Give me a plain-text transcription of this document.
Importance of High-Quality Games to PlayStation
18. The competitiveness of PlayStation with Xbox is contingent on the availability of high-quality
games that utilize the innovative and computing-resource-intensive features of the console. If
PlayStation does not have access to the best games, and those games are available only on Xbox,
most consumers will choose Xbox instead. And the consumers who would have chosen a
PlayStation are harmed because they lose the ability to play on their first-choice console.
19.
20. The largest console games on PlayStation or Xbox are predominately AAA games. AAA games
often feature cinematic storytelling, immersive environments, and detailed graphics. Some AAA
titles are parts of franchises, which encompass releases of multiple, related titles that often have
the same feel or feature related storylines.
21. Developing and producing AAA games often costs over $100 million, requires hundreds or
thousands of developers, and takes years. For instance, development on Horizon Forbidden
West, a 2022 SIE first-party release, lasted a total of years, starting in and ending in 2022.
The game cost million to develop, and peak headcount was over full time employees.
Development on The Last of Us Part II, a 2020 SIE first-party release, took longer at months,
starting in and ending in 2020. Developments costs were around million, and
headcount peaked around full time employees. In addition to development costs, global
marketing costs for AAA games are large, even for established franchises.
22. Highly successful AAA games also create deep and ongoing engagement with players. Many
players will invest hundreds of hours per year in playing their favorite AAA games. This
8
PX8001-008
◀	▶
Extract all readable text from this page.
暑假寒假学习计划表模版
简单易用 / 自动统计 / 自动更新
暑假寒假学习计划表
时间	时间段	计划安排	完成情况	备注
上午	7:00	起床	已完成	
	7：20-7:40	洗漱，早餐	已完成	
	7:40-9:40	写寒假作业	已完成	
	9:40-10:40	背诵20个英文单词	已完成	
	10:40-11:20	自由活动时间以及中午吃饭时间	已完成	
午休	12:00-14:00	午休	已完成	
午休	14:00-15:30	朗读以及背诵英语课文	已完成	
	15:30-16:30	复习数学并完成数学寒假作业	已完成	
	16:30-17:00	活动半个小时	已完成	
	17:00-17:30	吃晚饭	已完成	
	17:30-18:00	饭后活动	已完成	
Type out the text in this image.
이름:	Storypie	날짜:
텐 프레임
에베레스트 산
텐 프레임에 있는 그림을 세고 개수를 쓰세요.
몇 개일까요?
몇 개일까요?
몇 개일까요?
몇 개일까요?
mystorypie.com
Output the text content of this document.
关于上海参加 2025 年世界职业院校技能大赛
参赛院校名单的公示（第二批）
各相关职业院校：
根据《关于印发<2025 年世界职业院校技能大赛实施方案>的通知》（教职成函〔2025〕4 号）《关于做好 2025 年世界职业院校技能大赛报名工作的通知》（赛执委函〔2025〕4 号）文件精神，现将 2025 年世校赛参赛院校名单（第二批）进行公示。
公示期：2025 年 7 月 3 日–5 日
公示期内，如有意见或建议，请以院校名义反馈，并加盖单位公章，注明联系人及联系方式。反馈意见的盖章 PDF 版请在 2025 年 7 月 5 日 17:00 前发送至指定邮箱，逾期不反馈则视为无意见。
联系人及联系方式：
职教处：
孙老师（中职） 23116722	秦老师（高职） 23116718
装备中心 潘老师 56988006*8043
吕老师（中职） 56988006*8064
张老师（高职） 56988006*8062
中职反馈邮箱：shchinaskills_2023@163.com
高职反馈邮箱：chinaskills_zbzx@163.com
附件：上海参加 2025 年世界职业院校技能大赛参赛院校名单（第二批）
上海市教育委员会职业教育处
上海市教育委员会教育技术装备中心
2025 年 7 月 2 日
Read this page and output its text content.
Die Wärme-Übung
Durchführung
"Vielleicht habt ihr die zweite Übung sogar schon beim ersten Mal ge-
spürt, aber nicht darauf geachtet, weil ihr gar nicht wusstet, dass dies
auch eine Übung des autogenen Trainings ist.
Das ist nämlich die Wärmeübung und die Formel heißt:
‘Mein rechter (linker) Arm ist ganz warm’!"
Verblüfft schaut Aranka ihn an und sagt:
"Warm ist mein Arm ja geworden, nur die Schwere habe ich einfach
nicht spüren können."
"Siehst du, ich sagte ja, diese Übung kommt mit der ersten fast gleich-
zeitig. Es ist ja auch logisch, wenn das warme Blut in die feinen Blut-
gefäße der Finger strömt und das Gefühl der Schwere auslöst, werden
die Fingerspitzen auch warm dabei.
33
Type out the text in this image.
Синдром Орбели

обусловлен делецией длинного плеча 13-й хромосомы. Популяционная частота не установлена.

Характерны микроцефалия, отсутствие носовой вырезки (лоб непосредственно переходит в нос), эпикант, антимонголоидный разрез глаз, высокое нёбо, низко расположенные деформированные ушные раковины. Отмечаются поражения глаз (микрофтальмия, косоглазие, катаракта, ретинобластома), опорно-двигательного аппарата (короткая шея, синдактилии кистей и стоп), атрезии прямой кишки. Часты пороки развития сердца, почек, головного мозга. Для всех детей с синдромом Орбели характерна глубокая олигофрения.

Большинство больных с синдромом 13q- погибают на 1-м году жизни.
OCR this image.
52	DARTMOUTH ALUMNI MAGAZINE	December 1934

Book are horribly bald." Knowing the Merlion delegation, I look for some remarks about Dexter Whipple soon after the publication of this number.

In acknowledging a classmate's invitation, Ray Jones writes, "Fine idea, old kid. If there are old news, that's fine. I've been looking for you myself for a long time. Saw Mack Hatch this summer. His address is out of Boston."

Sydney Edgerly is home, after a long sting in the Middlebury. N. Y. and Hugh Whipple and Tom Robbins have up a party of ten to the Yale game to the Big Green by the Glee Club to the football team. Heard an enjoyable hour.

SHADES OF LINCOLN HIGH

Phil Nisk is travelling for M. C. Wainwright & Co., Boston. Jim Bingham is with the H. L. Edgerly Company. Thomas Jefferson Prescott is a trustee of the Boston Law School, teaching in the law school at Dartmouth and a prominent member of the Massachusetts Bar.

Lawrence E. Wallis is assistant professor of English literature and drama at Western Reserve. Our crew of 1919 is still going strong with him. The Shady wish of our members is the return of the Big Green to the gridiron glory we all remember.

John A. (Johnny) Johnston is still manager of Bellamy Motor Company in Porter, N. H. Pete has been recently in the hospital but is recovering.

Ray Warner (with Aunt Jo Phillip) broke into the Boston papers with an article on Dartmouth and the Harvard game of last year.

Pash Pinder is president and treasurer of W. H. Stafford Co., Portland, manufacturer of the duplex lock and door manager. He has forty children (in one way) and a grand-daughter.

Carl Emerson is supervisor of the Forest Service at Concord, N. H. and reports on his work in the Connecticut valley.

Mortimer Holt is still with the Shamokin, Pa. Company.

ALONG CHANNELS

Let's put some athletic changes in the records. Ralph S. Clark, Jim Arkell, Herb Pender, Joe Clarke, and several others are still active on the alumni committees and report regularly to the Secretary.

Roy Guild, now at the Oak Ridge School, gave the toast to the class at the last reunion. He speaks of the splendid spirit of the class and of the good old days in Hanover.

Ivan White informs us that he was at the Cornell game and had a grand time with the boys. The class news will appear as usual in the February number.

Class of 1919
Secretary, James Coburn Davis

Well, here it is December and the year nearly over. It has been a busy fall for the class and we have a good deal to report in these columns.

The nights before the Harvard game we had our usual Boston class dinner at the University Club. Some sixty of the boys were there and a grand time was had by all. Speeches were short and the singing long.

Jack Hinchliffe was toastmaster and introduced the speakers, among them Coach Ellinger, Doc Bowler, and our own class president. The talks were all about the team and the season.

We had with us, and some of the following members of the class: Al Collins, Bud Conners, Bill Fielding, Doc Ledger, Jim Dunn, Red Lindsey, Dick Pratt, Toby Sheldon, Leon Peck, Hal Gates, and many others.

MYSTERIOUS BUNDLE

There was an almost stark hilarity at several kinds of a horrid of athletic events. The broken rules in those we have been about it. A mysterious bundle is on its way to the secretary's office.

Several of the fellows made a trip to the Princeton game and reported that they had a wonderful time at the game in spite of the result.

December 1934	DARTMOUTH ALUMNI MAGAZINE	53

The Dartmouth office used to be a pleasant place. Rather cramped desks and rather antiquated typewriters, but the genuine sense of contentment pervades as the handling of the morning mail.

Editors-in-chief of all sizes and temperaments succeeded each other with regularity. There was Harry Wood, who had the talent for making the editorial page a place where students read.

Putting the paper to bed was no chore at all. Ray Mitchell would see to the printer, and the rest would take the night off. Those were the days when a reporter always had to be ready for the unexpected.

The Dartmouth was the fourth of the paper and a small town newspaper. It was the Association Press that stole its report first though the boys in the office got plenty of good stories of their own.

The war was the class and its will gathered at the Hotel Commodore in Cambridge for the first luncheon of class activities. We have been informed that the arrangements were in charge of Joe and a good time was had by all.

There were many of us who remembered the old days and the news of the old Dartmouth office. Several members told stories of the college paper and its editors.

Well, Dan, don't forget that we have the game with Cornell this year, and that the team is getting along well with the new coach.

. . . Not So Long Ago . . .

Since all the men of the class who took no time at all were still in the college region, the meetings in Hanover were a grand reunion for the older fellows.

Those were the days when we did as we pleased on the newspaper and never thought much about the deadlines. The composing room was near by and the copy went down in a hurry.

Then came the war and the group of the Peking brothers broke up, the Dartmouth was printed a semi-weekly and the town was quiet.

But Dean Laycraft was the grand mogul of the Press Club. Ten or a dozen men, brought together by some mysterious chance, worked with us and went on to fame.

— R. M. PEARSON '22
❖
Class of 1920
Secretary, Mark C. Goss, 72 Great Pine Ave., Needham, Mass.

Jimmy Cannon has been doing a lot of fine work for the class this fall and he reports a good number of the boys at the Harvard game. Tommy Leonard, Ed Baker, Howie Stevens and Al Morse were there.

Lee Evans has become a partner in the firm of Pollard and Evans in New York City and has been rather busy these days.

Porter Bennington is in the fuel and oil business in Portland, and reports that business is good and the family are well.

++++++++++

Aim of the task
Which lines hold the word "auch"? Show each one.

Answer for the task
auch eine Übung des autogenen Trainings ist.
zeitig. Es ist ja auch logisch, wenn das warme Blut in die feinen Blut-
die Fingerspitzen auch warm dabei.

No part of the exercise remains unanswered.